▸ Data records
======
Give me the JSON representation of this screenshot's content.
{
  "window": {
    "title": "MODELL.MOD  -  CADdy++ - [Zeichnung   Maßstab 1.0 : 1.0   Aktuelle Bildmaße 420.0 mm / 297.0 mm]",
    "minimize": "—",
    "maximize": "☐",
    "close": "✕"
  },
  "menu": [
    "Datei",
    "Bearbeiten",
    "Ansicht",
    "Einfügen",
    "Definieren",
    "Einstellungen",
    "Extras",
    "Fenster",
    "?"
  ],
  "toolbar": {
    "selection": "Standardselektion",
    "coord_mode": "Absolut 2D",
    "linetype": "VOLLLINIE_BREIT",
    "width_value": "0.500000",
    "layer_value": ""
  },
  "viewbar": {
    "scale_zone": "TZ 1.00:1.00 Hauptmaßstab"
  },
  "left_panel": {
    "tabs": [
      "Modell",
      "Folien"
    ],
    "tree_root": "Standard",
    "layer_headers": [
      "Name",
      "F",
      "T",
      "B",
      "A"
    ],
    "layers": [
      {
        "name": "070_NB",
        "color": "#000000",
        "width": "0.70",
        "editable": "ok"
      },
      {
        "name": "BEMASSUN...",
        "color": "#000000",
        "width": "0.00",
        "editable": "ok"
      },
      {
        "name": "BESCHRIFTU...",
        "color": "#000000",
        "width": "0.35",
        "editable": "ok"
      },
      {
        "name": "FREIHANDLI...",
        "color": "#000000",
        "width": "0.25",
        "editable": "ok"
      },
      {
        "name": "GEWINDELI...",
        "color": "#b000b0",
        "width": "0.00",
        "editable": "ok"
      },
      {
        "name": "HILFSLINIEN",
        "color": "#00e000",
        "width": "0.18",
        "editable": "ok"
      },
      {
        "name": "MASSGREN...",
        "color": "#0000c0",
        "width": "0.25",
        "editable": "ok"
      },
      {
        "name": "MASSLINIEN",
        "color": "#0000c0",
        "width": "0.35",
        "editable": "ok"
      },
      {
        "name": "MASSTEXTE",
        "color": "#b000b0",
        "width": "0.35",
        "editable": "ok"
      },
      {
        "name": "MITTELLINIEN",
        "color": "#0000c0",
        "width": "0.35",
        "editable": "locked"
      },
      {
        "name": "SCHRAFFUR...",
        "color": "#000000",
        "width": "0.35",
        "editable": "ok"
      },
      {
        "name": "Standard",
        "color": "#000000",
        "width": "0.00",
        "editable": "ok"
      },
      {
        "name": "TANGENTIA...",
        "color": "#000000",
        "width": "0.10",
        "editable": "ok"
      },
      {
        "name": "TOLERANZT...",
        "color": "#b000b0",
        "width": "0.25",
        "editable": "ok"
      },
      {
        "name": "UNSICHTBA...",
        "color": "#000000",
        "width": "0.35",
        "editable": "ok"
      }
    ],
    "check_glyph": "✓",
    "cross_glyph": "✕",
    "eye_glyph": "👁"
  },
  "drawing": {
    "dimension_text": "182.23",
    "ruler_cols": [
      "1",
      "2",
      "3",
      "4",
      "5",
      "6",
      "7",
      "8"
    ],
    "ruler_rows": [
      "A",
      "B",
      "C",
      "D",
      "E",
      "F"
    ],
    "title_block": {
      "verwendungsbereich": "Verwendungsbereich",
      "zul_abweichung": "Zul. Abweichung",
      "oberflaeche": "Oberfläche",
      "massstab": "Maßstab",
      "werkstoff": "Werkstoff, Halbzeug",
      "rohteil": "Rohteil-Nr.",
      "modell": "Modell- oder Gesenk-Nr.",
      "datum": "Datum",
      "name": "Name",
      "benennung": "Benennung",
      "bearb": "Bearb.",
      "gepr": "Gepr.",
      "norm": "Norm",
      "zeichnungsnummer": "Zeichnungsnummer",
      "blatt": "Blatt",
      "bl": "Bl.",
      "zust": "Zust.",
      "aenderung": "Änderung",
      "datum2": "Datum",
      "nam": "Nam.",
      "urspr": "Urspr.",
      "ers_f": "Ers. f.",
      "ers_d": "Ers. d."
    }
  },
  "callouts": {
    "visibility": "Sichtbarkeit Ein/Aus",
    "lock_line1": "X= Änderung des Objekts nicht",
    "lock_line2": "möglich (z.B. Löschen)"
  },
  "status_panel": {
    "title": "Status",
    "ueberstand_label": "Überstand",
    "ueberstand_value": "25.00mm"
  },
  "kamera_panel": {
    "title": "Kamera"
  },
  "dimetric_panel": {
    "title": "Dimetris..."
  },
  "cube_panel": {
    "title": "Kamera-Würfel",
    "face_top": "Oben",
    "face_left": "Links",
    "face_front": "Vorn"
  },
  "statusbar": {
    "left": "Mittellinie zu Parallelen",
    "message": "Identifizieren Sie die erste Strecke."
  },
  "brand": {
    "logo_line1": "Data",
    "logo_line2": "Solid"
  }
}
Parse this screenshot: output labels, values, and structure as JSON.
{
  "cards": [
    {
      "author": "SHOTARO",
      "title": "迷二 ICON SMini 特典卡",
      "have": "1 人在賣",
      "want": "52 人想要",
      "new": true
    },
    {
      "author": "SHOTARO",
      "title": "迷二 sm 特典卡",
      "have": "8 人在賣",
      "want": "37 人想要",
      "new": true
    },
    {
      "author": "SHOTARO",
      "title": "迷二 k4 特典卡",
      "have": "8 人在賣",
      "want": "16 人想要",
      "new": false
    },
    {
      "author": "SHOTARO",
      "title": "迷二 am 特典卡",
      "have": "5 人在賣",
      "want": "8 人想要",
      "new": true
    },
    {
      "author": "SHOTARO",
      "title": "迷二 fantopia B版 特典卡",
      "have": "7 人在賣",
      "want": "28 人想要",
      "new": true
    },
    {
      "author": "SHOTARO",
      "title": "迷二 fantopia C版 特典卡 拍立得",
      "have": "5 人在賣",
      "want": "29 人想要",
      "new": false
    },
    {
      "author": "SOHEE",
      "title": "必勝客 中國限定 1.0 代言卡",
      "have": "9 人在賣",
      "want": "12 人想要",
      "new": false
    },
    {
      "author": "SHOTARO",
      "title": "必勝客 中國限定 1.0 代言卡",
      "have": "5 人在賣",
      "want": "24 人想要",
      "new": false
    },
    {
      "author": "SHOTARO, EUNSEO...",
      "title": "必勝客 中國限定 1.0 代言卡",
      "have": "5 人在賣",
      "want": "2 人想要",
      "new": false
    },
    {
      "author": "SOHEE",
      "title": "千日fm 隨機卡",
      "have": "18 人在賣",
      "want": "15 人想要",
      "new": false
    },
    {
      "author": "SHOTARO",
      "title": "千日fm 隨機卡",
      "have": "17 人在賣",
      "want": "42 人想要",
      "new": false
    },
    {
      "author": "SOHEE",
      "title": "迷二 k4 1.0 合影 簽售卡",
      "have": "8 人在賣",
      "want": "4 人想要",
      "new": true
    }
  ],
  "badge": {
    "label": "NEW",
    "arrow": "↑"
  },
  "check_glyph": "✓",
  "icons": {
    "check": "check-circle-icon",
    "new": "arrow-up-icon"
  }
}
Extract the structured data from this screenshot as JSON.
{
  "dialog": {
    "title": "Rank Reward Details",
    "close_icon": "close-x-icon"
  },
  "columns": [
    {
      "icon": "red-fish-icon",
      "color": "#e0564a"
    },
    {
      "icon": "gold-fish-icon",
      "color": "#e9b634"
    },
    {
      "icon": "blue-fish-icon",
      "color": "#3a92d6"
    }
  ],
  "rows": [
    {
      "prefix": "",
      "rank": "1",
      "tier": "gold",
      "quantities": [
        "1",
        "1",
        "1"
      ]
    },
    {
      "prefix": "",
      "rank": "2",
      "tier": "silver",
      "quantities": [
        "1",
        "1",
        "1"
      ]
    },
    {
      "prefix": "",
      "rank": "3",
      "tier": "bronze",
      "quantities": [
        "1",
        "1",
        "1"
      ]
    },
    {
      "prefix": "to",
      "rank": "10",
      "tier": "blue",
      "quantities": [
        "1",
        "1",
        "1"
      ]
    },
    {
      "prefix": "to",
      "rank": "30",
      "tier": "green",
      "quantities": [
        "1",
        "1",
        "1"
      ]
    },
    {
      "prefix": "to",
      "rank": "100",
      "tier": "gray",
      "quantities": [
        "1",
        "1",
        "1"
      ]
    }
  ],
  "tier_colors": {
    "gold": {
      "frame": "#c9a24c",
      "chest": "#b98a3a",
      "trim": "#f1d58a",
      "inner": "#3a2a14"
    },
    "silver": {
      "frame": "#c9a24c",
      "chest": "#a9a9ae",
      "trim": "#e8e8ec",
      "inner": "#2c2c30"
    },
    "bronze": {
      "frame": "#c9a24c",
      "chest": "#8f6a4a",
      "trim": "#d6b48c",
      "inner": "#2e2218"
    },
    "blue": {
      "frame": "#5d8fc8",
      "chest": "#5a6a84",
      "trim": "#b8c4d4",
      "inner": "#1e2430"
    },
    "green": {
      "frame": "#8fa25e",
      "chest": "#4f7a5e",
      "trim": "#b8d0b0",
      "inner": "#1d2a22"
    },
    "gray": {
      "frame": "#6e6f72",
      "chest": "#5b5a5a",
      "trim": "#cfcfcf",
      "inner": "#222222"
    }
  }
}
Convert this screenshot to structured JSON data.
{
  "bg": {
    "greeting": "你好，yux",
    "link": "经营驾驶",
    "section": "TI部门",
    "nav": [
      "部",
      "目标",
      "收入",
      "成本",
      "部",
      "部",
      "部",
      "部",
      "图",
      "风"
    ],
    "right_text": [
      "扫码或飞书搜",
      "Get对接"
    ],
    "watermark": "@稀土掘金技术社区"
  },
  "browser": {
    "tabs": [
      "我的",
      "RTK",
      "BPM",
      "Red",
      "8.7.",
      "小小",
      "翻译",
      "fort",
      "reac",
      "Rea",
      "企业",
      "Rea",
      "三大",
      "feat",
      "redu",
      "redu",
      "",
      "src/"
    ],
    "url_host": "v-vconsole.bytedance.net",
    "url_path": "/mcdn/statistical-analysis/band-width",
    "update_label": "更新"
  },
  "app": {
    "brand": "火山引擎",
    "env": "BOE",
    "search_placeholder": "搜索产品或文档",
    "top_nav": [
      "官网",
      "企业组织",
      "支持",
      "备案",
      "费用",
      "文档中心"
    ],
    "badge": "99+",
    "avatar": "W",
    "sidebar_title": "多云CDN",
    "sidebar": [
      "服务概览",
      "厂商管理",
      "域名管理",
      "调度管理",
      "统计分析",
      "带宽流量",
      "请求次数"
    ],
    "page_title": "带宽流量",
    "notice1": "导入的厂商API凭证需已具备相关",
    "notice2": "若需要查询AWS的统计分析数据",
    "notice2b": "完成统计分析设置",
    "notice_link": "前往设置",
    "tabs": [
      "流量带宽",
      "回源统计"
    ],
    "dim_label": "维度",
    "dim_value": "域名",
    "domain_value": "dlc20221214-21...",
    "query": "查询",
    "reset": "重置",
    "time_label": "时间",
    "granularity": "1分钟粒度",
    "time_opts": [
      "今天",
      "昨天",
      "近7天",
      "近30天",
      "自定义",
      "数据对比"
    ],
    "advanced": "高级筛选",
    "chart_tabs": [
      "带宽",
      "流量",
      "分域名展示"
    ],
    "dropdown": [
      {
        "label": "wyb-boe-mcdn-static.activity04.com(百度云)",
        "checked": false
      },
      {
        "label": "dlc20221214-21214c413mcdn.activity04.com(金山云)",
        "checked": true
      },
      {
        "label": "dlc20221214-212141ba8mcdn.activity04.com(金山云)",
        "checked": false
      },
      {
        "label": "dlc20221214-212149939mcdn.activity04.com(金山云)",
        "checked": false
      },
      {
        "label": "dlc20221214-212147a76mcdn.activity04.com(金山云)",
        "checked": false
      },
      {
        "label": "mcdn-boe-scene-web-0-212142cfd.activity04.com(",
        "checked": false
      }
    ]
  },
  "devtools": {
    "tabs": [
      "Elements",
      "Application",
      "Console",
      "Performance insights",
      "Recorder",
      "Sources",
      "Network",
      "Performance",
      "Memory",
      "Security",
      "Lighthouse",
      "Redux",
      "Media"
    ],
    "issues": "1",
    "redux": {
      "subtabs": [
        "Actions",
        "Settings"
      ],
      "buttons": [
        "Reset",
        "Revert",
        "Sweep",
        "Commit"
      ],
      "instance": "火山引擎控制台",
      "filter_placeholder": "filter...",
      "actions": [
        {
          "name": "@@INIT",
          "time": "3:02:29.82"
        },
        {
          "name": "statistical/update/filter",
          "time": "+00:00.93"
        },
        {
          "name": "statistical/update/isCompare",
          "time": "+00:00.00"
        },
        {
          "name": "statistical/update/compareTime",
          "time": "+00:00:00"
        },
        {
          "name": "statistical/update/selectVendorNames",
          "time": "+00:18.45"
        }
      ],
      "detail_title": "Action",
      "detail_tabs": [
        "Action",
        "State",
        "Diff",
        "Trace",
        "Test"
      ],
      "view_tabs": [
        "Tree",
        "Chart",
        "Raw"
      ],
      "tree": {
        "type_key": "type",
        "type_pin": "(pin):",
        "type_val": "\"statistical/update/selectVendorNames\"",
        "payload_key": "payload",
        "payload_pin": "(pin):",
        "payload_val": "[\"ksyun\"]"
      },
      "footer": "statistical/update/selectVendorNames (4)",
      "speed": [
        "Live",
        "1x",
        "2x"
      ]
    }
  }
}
======
▸ Required work
Find how many lines in the listing contain the word "fantopia" and give that count alone.

▸ Reply
2